• _LISTING_
+-------+

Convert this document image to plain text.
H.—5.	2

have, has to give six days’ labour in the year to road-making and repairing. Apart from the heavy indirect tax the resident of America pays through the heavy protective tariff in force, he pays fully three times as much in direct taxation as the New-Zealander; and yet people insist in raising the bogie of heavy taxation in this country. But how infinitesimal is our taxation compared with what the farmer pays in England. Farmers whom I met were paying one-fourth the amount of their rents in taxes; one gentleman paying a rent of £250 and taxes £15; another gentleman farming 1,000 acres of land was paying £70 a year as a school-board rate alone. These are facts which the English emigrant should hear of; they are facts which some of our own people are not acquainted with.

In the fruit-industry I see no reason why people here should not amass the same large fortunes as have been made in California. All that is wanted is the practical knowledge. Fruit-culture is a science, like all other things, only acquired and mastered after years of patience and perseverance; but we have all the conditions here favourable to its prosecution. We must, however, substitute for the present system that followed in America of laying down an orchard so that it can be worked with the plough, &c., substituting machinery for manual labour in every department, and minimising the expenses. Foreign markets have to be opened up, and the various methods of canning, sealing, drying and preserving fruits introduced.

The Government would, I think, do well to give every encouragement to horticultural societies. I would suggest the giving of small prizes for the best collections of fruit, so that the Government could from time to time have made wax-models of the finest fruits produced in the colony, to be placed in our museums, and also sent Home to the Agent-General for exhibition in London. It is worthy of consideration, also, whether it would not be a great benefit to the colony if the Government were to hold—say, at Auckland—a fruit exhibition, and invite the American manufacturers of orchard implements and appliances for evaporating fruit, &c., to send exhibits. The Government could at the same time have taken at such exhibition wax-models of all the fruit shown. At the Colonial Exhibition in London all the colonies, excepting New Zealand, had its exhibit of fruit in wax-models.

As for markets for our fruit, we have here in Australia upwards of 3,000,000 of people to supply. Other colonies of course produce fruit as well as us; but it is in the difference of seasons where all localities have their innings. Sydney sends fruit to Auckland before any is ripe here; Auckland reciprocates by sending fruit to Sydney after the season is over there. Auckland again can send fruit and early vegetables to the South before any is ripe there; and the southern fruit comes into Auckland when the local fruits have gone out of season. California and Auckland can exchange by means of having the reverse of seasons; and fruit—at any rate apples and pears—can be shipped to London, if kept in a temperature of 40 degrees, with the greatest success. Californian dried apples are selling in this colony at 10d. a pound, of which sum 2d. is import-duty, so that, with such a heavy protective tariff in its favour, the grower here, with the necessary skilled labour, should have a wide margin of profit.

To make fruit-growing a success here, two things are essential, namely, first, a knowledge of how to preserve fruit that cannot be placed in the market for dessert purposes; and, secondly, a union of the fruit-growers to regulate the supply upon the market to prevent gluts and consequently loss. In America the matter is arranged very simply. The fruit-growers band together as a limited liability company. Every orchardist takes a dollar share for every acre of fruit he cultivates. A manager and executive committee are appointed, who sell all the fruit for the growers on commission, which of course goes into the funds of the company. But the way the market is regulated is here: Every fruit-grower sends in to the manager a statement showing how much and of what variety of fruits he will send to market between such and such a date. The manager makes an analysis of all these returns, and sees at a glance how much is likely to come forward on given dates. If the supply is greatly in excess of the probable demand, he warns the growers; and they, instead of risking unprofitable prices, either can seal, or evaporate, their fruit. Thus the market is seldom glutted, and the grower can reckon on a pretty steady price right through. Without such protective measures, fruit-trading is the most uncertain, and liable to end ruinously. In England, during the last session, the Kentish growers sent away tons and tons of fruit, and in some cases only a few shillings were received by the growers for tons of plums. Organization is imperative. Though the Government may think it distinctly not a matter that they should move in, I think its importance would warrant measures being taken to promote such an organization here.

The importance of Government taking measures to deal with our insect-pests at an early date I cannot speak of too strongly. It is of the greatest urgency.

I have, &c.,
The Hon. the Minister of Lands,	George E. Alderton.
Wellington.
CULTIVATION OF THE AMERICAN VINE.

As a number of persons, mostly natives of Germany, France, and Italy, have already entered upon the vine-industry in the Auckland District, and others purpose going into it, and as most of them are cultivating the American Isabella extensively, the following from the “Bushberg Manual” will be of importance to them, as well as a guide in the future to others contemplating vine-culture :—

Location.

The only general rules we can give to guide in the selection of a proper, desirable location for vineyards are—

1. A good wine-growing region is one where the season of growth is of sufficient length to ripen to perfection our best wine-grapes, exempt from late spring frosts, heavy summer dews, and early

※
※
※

+-------+

• _GIVEN PROBLEM_
Quote the whole listing above, leaving nothing out.

• _THE COMPLETED TASK_
Convert this document image to plain text.
H.—5.	2

have, has to give six days’ labour in the year to road-making and repairing. Apart from the heavy indirect tax the resident of America pays through the heavy protective tariff in force, he pays fully three times as much in direct taxation as the New-Zealander; and yet people insist in raising the bogie of heavy taxation in this country. But how infinitesimal is our taxation compared with what the farmer pays in England. Farmers whom I met were paying one-fourth the amount of their rents in taxes; one gentleman paying a rent of £250 and taxes £15; another gentleman farming 1,000 acres of land was paying £70 a year as a school-board rate alone. These are facts which the English emigrant should hear of; they are facts which some of our own people are not acquainted with.

In the fruit-industry I see no reason why people here should not amass the same large fortunes as have been made in California. All that is wanted is the practical knowledge. Fruit-culture is a science, like all other things, only acquired and mastered after years of patience and perseverance; but we have all the conditions here favourable to its prosecution. We must, however, substitute for the present system that followed in America of laying down an orchard so that it can be worked with the plough, &c., substituting machinery for manual labour in every department, and minimising the expenses. Foreign markets have to be opened up, and the various methods of canning, sealing, drying and preserving fruits introduced.

The Government would, I think, do well to give every encouragement to horticultural societies. I would suggest the giving of small prizes for the best collections of fruit, so that the Government could from time to time have made wax-models of the finest fruits produced in the colony, to be placed in our museums, and also sent Home to the Agent-General for exhibition in London. It is worthy of consideration, also, whether it would not be a great benefit to the colony if the Government were to hold—say, at Auckland—a fruit exhibition, and invite the American manufacturers of orchard implements and appliances for evaporating fruit, &c., to send exhibits. The Government could at the same time have taken at such exhibition wax-models of all the fruit shown. At the Colonial Exhibition in London all the colonies, excepting New Zealand, had its exhibit of fruit in wax-models.

As for markets for our fruit, we have here in Australia upwards of 3,000,000 of people to supply. Other colonies of course produce fruit as well as us; but it is in the difference of seasons where all localities have their innings. Sydney sends fruit to Auckland before any is ripe here; Auckland reciprocates by sending fruit to Sydney after the season is over there. Auckland again can send fruit and early vegetables to the South before any is ripe there; and the southern fruit comes into Auckland when the local fruits have gone out of season. California and Auckland can exchange by means of having the reverse of seasons; and fruit—at any rate apples and pears—can be shipped to London, if kept in a temperature of 40 degrees, with the greatest success. Californian dried apples are selling in this colony at 10d. a pound, of which sum 2d. is import-duty, so that, with such a heavy protective tariff in its favour, the grower here, with the necessary skilled labour, should have a wide margin of profit.

To make fruit-growing a success here, two things are essential, namely, first, a knowledge of how to preserve fruit that cannot be placed in the market for dessert purposes; and, secondly, a union of the fruit-growers to regulate the supply upon the market to prevent gluts and consequently loss. In America the matter is arranged very simply. The fruit-growers band together as a limited liability company. Every orchardist takes a dollar share for every acre of fruit he cultivates. A manager and executive committee are appointed, who sell all the fruit for the growers on commission, which of course goes into the funds of the company. But the way the market is regulated is here: Every fruit-grower sends in to the manager a statement showing how much and of what variety of fruits he will send to market between such and such a date. The manager makes an analysis of all these returns, and sees at a glance how much is likely to come forward on given dates. If the supply is greatly in excess of the probable demand, he warns the growers; and they, instead of risking unprofitable prices, either can seal, or evaporate, their fruit. Thus the market is seldom glutted, and the grower can reckon on a pretty steady price right through. Without such protective measures, fruit-trading is the most uncertain, and liable to end ruinously. In England, during the last session, the Kentish growers sent away tons and tons of fruit, and in some cases only a few shillings were received by the growers for tons of plums. Organization is imperative. Though the Government may think it distinctly not a matter that they should move in, I think its importance would warrant measures being taken to promote such an organization here.

The importance of Government taking measures to deal with our insect-pests at an early date I cannot speak of too strongly. It is of the greatest urgency.

I have, &c.,
The Hon. the Minister of Lands,	George E. Alderton.
Wellington.
CULTIVATION OF THE AMERICAN VINE.

As a number of persons, mostly natives of Germany, France, and Italy, have already entered upon the vine-industry in the Auckland District, and others purpose going into it, and as most of them are cultivating the American Isabella extensively, the following from the “Bushberg Manual” will be of importance to them, as well as a guide in the future to others contemplating vine-culture :—

Location.

The only general rules we can give to guide in the selection of a proper, desirable location for vineyards are—

1. A good wine-growing region is one where the season of growth is of sufficient length to ripen to perfection our best wine-grapes, exempt from late spring frosts, heavy summer dews, and early

※
※
※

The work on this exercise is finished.